[Data items]
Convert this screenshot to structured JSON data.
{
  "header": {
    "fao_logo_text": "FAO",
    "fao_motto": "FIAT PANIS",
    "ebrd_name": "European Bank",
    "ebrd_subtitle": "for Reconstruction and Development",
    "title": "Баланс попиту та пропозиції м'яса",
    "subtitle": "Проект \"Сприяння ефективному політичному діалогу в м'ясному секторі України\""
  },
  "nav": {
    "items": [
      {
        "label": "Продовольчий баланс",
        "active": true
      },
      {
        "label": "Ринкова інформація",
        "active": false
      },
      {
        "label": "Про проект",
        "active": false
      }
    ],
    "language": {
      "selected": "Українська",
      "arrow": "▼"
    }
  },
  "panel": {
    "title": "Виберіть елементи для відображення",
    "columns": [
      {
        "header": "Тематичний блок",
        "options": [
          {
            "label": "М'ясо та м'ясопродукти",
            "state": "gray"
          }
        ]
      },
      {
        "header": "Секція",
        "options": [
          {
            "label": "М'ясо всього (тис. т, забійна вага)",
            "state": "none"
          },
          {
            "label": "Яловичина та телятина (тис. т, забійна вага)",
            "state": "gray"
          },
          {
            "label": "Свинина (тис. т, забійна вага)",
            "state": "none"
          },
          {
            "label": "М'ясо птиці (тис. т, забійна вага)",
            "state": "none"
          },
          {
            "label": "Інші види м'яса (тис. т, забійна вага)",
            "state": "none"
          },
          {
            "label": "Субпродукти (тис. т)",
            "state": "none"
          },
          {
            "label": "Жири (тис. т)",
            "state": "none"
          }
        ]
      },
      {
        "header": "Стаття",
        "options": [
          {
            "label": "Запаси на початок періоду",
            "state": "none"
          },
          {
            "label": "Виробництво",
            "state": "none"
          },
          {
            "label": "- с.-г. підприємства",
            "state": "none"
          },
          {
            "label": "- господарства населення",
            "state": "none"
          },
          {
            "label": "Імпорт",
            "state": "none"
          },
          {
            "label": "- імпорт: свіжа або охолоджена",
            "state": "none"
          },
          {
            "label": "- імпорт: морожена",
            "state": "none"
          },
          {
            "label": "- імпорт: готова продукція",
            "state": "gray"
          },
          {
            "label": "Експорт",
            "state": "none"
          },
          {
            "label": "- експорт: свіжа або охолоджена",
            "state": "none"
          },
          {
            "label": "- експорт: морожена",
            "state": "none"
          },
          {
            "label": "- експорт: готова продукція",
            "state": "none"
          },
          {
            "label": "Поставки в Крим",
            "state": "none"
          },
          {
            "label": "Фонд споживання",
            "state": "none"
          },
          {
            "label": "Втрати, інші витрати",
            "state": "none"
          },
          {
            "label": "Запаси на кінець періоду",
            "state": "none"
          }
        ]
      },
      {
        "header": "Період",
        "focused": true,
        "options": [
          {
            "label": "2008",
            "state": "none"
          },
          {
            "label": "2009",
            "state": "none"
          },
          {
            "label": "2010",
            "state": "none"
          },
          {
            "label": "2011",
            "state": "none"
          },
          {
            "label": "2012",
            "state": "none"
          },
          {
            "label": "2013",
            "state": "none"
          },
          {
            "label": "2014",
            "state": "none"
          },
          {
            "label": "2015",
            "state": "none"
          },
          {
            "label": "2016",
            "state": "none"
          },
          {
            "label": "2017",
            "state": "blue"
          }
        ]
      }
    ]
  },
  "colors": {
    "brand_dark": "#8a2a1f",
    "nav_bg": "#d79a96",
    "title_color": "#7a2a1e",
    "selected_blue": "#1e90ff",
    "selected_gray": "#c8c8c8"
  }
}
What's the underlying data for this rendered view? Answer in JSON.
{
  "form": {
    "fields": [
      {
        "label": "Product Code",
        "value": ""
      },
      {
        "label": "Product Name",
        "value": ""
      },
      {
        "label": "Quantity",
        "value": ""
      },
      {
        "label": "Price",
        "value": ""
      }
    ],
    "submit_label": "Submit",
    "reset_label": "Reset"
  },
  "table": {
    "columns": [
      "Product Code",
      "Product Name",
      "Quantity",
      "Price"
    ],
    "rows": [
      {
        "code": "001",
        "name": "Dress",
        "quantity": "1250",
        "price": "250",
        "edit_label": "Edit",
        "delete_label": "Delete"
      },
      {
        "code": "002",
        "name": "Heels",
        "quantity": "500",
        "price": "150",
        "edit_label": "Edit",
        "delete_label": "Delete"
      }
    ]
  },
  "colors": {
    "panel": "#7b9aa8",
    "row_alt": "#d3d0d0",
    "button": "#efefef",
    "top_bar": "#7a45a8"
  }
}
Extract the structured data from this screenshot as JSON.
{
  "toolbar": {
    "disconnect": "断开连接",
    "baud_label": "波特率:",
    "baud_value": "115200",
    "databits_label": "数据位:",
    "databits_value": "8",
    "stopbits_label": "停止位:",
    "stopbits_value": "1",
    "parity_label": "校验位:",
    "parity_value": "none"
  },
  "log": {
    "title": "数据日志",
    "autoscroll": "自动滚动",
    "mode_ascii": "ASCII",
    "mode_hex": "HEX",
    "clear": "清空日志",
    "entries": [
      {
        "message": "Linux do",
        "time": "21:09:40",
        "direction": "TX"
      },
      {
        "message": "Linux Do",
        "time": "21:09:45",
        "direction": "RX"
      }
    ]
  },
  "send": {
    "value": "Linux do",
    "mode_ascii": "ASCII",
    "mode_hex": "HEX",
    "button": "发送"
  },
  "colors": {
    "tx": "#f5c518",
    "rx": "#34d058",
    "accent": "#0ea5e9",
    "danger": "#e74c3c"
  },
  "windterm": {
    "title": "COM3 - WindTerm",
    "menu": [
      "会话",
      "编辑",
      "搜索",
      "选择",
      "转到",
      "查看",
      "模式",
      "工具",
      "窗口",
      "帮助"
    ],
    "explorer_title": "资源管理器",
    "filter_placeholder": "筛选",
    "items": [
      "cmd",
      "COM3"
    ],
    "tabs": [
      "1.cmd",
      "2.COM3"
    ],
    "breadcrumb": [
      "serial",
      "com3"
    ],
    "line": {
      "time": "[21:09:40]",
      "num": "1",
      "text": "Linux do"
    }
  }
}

* [REQUIRED TASK]:
Extract every record and return it verbatim.

* [WORKED ANSWER]:
Convert this screenshot to structured JSON data.
{
  "header": {
    "fao_logo_text": "FAO",
    "fao_motto": "FIAT PANIS",
    "ebrd_name": "European Bank",
    "ebrd_subtitle": "for Reconstruction and Development",
    "title": "Баланс попиту та пропозиції м'яса",
    "subtitle": "Проект \"Сприяння ефективному політичному діалогу в м'ясному секторі України\""
  },
  "nav": {
    "items": [
      {
        "label": "Продовольчий баланс",
        "active": true
      },
      {
        "label": "Ринкова інформація",
        "active": false
      },
      {
        "label": "Про проект",
        "active": false
      }
    ],
    "language": {
      "selected": "Українська",
      "arrow": "▼"
    }
  },
  "panel": {
    "title": "Виберіть елементи для відображення",
    "columns": [
      {
        "header": "Тематичний блок",
        "options": [
          {
            "label": "М'ясо та м'ясопродукти",
            "state": "gray"
          }
        ]
      },
      {
        "header": "Секція",
        "options": [
          {
            "label": "М'ясо всього (тис. т, забійна вага)",
            "state": "none"
          },
          {
            "label": "Яловичина та телятина (тис. т, забійна вага)",
            "state": "gray"
          },
          {
            "label": "Свинина (тис. т, забійна вага)",
            "state": "none"
          },
          {
            "label": "М'ясо птиці (тис. т, забійна вага)",
            "state": "none"
          },
          {
            "label": "Інші види м'яса (тис. т, забійна вага)",
            "state": "none"
          },
          {
            "label": "Субпродукти (тис. т)",
            "state": "none"
          },
          {
            "label": "Жири (тис. т)",
            "state": "none"
          }
        ]
      },
      {
        "header": "Стаття",
        "options": [
          {
            "label": "Запаси на початок періоду",
            "state": "none"
          },
          {
            "label": "Виробництво",
            "state": "none"
          },
          {
            "label": "- с.-г. підприємства",
            "state": "none"
          },
          {
            "label": "- господарства населення",
            "state": "none"
          },
          {
            "label": "Імпорт",
            "state": "none"
          },
          {
            "label": "- імпорт: свіжа або охолоджена",
            "state": "none"
          },
          {
            "label": "- імпорт: морожена",
            "state": "none"
          },
          {
            "label": "- імпорт: готова продукція",
            "state": "gray"
          },
          {
            "label": "Експорт",
            "state": "none"
          },
          {
            "label": "- експорт: свіжа або охолоджена",
            "state": "none"
          },
          {
            "label": "- експорт: морожена",
            "state": "none"
          },
          {
            "label": "- експорт: готова продукція",
            "state": "none"
          },
          {
            "label": "Поставки в Крим",
            "state": "none"
          },
          {
            "label": "Фонд споживання",
            "state": "none"
          },
          {
            "label": "Втрати, інші витрати",
            "state": "none"
          },
          {
            "label": "Запаси на кінець періоду",
            "state": "none"
          }
        ]
      },
      {
        "header": "Період",
        "focused": true,
        "options": [
          {
            "label": "2008",
            "state": "none"
          },
          {
            "label": "2009",
            "state": "none"
          },
          {
            "label": "2010",
            "state": "none"
          },
          {
            "label": "2011",
            "state": "none"
          },
          {
            "label": "2012",
            "state": "none"
          },
          {
            "label": "2013",
            "state": "none"
          },
          {
            "label": "2014",
            "state": "none"
          },
          {
            "label": "2015",
            "state": "none"
          },
          {
            "label": "2016",
            "state": "none"
          },
          {
            "label": "2017",
            "state": "blue"
          }
        ]
      }
    ]
  },
  "colors": {
    "brand_dark": "#8a2a1f",
    "nav_bg": "#d79a96",
    "title_color": "#7a2a1e",
    "selected_blue": "#1e90ff",
    "selected_gray": "#c8c8c8"
  }
}
What's the underlying data for this rendered view? Answer in JSON.
{
  "form": {
    "fields": [
      {
        "label": "Product Code",
        "value": ""
      },
      {
        "label": "Product Name",
        "value": ""
      },
      {
        "label": "Quantity",
        "value": ""
      },
      {
        "label": "Price",
        "value": ""
      }
    ],
    "submit_label": "Submit",
    "reset_label": "Reset"
  },
  "table": {
    "columns": [
      "Product Code",
      "Product Name",
      "Quantity",
      "Price"
    ],
    "rows": [
      {
        "code": "001",
        "name": "Dress",
        "quantity": "1250",
        "price": "250",
        "edit_label": "Edit",
        "delete_label": "Delete"
      },
      {
        "code": "002",
        "name": "Heels",
        "quantity": "500",
        "price": "150",
        "edit_label": "Edit",
        "delete_label": "Delete"
      }
    ]
  },
  "colors": {
    "panel": "#7b9aa8",
    "row_alt": "#d3d0d0",
    "button": "#efefef",
    "top_bar": "#7a45a8"
  }
}
Extract the structured data from this screenshot as JSON.
{
  "toolbar": {
    "disconnect": "断开连接",
    "baud_label": "波特率:",
    "baud_value": "115200",
    "databits_label": "数据位:",
    "databits_value": "8",
    "stopbits_label": "停止位:",
    "stopbits_value": "1",
    "parity_label": "校验位:",
    "parity_value": "none"
  },
  "log": {
    "title": "数据日志",
    "autoscroll": "自动滚动",
    "mode_ascii": "ASCII",
    "mode_hex": "HEX",
    "clear": "清空日志",
    "entries": [
      {
        "message": "Linux do",
        "time": "21:09:40",
        "direction": "TX"
      },
      {
        "message": "Linux Do",
        "time": "21:09:45",
        "direction": "RX"
      }
    ]
  },
  "send": {
    "value": "Linux do",
    "mode_ascii": "ASCII",
    "mode_hex": "HEX",
    "button": "发送"
  },
  "colors": {
    "tx": "#f5c518",
    "rx": "#34d058",
    "accent": "#0ea5e9",
    "danger": "#e74c3c"
  },
  "windterm": {
    "title": "COM3 - WindTerm",
    "menu": [
      "会话",
      "编辑",
      "搜索",
      "选择",
      "转到",
      "查看",
      "模式",
      "工具",
      "窗口",
      "帮助"
    ],
    "explorer_title": "资源管理器",
    "filter_placeholder": "筛选",
    "items": [
      "cmd",
      "COM3"
    ],
    "tabs": [
      "1.cmd",
      "2.COM3"
    ],
    "breadcrumb": [
      "serial",
      "com3"
    ],
    "line": {
      "time": "[21:09:40]",
      "num": "1",
      "text": "Linux do"
    }
  }
}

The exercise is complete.